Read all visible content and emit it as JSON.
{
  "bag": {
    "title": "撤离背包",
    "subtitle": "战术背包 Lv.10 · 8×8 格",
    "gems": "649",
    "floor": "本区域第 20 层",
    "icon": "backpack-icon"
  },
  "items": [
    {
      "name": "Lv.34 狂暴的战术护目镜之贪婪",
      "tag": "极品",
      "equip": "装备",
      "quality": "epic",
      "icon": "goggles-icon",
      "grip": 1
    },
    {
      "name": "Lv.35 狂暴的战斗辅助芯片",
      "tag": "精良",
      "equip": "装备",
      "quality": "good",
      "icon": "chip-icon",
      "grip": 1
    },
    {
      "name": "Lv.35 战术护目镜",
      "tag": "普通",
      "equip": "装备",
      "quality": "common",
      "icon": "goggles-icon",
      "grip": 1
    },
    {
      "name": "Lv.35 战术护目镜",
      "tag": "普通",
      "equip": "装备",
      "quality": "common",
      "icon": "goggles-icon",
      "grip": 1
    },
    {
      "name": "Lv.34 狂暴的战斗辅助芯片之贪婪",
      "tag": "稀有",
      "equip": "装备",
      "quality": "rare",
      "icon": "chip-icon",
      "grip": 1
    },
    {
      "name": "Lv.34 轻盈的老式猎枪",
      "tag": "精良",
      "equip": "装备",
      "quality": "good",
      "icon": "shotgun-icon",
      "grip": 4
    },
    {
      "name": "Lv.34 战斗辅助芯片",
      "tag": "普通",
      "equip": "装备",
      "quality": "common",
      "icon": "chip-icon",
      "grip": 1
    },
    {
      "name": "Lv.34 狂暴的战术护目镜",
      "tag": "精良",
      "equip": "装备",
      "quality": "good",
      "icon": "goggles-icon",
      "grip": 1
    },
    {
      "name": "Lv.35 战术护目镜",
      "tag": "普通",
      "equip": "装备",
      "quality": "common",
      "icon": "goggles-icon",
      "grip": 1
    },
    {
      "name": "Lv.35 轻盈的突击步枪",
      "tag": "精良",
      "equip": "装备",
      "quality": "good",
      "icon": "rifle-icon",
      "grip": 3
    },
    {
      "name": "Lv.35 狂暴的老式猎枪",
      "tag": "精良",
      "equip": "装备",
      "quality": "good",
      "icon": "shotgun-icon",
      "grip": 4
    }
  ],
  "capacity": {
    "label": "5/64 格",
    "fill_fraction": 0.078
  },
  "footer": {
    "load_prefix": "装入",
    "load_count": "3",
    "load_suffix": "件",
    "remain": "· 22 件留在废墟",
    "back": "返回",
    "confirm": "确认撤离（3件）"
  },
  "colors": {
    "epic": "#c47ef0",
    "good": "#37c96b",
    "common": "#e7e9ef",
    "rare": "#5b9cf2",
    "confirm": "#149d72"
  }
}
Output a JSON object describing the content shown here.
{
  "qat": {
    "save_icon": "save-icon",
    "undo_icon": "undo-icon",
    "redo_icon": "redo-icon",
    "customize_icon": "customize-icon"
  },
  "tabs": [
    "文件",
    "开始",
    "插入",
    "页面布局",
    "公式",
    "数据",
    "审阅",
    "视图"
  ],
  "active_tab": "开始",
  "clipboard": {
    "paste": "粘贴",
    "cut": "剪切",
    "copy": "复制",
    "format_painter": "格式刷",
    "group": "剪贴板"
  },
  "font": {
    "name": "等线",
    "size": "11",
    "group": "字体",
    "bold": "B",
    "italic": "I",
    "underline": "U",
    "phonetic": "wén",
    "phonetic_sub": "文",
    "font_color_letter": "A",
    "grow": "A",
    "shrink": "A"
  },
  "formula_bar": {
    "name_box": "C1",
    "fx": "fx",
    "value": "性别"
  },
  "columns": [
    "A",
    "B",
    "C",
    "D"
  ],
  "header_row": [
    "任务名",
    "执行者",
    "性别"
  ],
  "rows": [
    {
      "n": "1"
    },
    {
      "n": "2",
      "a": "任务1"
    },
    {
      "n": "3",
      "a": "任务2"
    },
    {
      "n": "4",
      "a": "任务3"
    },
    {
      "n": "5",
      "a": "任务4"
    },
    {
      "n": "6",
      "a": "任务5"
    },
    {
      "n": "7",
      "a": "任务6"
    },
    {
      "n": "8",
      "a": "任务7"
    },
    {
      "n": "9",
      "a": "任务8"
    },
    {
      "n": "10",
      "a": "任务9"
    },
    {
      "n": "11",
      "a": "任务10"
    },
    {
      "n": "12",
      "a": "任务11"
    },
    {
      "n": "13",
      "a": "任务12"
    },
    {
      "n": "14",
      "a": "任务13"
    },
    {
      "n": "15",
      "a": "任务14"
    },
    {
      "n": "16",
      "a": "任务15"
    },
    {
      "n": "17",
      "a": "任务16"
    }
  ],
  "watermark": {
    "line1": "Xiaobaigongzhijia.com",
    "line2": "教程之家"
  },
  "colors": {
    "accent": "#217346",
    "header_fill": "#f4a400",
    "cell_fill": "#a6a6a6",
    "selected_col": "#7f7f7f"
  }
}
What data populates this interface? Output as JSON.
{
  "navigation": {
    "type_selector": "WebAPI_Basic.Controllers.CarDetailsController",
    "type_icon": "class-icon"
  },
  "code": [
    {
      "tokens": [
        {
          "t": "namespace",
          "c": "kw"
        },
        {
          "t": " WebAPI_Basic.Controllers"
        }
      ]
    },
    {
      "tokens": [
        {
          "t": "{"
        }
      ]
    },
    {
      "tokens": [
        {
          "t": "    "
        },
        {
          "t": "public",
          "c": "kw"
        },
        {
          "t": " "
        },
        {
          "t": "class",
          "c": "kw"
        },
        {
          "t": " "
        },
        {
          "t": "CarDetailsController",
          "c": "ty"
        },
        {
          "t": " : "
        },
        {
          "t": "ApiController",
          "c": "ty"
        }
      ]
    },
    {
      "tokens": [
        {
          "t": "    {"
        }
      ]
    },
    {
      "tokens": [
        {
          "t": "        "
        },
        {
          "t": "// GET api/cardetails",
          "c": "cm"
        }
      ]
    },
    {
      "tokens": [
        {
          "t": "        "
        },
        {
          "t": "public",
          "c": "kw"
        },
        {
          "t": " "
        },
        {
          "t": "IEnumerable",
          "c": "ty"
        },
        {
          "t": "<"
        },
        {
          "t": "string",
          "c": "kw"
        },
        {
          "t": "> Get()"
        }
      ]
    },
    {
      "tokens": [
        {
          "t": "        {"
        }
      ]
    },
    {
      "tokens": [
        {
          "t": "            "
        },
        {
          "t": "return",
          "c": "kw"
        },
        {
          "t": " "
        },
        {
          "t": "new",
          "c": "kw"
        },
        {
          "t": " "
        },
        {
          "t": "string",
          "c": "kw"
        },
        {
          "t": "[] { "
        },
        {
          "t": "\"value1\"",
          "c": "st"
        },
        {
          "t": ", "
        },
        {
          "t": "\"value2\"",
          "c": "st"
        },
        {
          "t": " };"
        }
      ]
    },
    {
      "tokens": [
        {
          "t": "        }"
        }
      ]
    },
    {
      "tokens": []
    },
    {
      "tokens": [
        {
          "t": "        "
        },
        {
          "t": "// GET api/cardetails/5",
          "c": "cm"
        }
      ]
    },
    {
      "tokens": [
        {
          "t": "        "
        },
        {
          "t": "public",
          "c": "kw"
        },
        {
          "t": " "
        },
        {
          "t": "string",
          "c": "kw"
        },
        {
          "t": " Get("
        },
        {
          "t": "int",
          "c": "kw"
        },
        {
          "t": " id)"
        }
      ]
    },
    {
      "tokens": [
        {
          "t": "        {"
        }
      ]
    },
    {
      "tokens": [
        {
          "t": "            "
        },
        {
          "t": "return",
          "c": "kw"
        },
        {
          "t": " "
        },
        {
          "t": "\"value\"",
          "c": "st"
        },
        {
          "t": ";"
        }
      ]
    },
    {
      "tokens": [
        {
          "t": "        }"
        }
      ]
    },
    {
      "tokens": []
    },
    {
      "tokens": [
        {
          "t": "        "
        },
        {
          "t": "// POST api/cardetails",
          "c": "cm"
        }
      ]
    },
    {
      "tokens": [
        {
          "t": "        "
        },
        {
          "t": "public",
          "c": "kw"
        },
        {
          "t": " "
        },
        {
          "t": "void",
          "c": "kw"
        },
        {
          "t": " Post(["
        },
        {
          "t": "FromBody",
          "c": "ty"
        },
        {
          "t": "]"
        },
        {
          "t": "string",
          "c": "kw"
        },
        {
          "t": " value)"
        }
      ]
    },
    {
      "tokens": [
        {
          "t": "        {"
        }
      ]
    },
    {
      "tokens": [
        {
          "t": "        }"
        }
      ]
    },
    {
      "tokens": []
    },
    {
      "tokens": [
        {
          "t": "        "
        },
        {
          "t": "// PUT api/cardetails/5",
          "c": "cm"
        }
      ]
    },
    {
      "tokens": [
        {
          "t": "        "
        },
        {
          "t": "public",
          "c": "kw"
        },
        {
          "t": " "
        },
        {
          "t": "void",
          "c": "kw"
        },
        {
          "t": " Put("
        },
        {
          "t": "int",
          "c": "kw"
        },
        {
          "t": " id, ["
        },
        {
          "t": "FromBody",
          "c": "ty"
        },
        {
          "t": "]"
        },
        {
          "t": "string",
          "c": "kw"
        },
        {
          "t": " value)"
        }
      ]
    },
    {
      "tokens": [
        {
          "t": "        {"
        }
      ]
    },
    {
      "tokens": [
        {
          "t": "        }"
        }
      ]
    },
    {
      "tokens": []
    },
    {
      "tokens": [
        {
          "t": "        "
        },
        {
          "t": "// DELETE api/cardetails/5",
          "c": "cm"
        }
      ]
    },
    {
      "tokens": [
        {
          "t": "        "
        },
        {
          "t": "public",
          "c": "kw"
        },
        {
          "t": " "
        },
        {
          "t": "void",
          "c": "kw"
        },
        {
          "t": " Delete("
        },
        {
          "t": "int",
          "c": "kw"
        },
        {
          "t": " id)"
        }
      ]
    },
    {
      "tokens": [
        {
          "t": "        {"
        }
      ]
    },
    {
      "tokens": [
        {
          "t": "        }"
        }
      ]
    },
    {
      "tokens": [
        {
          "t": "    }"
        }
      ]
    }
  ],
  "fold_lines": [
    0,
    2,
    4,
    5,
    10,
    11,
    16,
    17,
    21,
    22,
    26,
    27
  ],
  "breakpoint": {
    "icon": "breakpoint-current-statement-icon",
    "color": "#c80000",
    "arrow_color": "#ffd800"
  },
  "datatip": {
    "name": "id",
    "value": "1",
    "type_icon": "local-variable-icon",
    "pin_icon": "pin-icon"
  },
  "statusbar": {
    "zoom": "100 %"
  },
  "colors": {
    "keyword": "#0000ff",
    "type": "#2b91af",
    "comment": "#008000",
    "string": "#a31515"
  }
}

SET PROBLEM: Scan the material above. Return every line containing the string "JSON".

RESULT:
Read all visible content and emit it as JSON.
Output a JSON object describing the content shown here.
What data populates this interface? Output as JSON.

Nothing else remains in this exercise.